RECORDS →
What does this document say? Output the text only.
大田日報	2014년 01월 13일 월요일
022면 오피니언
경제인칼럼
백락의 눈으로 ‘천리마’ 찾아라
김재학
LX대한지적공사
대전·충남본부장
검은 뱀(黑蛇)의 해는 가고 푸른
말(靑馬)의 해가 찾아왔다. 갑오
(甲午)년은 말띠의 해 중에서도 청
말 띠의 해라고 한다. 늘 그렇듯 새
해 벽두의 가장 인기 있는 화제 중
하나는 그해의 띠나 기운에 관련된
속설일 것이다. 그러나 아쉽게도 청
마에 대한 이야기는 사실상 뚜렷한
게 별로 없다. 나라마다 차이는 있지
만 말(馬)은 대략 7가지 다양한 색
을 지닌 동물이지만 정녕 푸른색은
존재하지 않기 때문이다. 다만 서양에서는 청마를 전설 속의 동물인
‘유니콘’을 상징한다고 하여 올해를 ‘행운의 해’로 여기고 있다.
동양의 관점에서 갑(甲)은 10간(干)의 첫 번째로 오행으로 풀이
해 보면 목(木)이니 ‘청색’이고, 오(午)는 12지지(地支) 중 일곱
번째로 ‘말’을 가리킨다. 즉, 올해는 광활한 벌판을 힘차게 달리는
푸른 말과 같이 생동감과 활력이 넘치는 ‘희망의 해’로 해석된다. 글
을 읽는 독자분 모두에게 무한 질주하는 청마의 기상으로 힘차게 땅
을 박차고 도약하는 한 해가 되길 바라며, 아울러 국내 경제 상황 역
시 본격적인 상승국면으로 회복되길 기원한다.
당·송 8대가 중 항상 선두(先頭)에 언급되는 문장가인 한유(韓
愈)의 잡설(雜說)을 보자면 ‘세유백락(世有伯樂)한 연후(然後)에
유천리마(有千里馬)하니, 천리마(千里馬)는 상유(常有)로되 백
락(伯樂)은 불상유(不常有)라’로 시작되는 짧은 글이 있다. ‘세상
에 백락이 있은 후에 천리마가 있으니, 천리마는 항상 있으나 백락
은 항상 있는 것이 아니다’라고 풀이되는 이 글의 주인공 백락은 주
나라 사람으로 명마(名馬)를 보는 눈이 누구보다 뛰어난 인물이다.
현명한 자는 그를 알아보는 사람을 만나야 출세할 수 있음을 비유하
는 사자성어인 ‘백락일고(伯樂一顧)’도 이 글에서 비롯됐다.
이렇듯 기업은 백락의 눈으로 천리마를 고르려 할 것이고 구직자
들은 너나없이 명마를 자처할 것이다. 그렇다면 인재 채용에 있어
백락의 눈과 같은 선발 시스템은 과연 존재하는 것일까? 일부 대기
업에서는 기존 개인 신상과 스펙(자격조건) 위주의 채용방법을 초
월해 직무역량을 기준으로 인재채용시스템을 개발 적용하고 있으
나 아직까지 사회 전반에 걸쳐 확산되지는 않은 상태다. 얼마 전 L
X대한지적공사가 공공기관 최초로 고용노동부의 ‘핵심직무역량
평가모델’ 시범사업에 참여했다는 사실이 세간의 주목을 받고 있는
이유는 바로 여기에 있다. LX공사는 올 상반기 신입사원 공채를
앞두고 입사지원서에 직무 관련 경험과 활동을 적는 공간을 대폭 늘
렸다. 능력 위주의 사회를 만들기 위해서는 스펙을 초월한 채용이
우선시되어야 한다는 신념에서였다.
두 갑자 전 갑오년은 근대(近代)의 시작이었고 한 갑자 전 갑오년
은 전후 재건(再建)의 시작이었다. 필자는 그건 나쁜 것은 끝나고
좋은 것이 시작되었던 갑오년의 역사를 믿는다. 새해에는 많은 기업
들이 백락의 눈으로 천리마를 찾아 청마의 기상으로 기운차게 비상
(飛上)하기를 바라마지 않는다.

DIRECTIVE → Extract all lines that hold the word "기상으로".

SOLUTION →
을 읽는 독자분 모두에게 무한 질주하는 청마의 기상으로 힘차게 땅
들이 백락의 눈으로 천리마를 찾아 청마의 기상으로 기운차게 비상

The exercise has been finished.